What to do:
Extract every line that includes the string "heating".
======== Input records
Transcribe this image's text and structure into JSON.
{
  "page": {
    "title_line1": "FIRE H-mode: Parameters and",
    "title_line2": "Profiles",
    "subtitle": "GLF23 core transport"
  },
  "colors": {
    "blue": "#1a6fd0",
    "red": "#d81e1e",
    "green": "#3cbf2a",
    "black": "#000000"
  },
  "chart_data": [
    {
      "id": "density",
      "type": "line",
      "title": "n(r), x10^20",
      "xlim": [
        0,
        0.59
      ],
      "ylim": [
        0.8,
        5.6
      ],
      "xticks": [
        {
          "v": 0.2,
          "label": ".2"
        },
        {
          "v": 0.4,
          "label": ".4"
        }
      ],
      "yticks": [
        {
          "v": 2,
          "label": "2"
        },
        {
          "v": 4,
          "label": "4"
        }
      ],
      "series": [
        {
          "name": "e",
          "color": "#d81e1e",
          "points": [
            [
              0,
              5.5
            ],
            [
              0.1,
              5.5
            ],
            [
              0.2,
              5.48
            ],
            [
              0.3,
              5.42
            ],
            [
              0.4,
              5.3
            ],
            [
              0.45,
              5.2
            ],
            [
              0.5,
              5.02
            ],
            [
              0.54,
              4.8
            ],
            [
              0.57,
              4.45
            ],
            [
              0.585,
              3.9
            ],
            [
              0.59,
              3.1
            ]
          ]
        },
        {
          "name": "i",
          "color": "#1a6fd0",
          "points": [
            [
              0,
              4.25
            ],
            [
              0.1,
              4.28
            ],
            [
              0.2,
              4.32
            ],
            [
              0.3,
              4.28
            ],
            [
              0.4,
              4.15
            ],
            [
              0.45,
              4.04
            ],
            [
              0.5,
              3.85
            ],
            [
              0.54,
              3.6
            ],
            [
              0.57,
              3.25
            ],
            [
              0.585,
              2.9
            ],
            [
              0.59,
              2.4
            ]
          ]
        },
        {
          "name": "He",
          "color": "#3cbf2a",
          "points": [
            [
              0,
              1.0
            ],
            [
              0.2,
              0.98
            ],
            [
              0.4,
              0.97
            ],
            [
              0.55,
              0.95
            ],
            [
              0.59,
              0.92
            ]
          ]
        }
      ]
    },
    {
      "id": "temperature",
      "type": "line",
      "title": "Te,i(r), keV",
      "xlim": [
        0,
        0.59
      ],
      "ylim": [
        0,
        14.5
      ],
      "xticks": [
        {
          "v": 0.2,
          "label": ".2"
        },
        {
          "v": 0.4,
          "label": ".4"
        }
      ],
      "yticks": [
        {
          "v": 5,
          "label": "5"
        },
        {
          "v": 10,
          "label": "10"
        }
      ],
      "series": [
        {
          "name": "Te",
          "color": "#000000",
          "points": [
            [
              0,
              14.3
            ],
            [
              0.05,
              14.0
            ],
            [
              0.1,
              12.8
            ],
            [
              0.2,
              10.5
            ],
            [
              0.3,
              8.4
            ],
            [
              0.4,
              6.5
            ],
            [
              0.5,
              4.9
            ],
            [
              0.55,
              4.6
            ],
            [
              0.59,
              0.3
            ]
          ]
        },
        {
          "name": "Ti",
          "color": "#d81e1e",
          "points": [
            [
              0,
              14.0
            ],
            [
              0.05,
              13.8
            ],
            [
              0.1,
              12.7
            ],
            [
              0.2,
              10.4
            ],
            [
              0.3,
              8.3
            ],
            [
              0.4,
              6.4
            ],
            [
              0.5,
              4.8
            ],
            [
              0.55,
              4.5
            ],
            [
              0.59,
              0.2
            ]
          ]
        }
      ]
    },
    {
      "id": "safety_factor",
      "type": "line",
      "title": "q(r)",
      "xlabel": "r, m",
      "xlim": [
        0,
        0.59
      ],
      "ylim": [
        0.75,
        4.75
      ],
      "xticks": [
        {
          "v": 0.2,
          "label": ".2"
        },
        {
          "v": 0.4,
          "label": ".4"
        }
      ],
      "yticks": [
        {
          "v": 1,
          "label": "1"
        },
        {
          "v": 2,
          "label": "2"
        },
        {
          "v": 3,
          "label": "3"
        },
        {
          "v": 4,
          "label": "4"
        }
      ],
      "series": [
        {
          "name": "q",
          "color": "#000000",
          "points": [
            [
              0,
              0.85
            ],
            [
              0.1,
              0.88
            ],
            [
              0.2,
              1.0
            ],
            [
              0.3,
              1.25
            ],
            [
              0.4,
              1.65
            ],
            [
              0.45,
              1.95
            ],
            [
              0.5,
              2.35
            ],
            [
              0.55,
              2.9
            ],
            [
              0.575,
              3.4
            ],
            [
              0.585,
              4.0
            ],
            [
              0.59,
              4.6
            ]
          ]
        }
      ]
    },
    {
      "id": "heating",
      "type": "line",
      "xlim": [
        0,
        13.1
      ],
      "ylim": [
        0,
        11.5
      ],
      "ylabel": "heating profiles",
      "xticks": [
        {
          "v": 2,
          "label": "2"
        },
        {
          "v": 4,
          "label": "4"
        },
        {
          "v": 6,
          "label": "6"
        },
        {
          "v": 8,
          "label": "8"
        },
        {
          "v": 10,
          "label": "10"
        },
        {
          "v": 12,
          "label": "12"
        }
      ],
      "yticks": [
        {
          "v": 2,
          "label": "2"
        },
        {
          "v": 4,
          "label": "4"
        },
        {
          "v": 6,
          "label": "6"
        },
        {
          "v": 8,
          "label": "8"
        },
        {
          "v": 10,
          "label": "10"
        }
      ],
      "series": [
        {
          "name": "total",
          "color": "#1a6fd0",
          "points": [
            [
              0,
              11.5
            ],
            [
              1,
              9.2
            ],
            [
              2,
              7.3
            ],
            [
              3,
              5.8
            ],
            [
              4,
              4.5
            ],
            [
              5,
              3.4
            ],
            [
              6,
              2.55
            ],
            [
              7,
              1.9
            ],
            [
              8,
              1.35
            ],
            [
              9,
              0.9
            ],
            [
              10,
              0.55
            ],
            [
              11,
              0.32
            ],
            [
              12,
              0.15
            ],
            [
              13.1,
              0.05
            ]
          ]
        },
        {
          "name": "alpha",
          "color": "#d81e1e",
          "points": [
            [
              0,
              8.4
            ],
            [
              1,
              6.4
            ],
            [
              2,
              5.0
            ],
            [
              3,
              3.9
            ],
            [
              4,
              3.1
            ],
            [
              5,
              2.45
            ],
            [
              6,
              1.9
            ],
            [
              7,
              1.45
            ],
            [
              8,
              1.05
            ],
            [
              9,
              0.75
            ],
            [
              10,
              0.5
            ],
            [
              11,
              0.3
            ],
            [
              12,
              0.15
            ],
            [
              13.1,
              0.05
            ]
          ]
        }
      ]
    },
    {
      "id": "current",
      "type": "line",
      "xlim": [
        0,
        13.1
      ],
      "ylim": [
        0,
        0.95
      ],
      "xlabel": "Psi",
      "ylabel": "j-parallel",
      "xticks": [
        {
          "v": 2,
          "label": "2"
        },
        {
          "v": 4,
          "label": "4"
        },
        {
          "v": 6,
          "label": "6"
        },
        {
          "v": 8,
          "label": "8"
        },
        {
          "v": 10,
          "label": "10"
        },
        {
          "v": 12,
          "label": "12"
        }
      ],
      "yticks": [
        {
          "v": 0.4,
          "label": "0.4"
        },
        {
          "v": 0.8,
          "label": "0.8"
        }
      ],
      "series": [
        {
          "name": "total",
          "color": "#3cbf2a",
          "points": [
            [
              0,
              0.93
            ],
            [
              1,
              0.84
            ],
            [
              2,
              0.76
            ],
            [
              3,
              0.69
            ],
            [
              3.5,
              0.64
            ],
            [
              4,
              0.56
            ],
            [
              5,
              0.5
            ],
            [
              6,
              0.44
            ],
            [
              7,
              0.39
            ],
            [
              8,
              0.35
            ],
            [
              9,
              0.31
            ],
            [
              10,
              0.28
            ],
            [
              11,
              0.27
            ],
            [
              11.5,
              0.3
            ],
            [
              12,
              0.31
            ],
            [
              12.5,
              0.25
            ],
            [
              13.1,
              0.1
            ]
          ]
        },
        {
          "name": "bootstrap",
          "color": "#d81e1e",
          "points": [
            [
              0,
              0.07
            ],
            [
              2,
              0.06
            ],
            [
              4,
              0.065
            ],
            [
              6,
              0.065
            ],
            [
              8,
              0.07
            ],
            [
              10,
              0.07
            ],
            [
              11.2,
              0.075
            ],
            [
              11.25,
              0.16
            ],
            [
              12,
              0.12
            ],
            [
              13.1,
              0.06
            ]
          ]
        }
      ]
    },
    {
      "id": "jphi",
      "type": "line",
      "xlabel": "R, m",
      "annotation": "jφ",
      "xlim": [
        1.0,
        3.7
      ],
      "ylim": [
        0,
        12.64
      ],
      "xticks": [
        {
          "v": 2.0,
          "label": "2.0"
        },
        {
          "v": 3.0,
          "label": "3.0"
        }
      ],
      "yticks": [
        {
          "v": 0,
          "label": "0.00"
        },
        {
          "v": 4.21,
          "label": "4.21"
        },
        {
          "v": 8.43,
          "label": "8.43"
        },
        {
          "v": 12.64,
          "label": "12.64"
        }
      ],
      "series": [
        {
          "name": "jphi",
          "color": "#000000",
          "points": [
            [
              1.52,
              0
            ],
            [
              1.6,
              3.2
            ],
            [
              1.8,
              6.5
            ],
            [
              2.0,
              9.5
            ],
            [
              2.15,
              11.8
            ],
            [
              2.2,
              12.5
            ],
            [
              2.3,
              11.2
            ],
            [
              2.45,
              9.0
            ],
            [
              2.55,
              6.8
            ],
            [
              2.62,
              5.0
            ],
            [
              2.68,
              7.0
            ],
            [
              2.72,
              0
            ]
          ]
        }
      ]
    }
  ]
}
================
Task result:
      "id": "heating",
      "ylabel": "heating profiles",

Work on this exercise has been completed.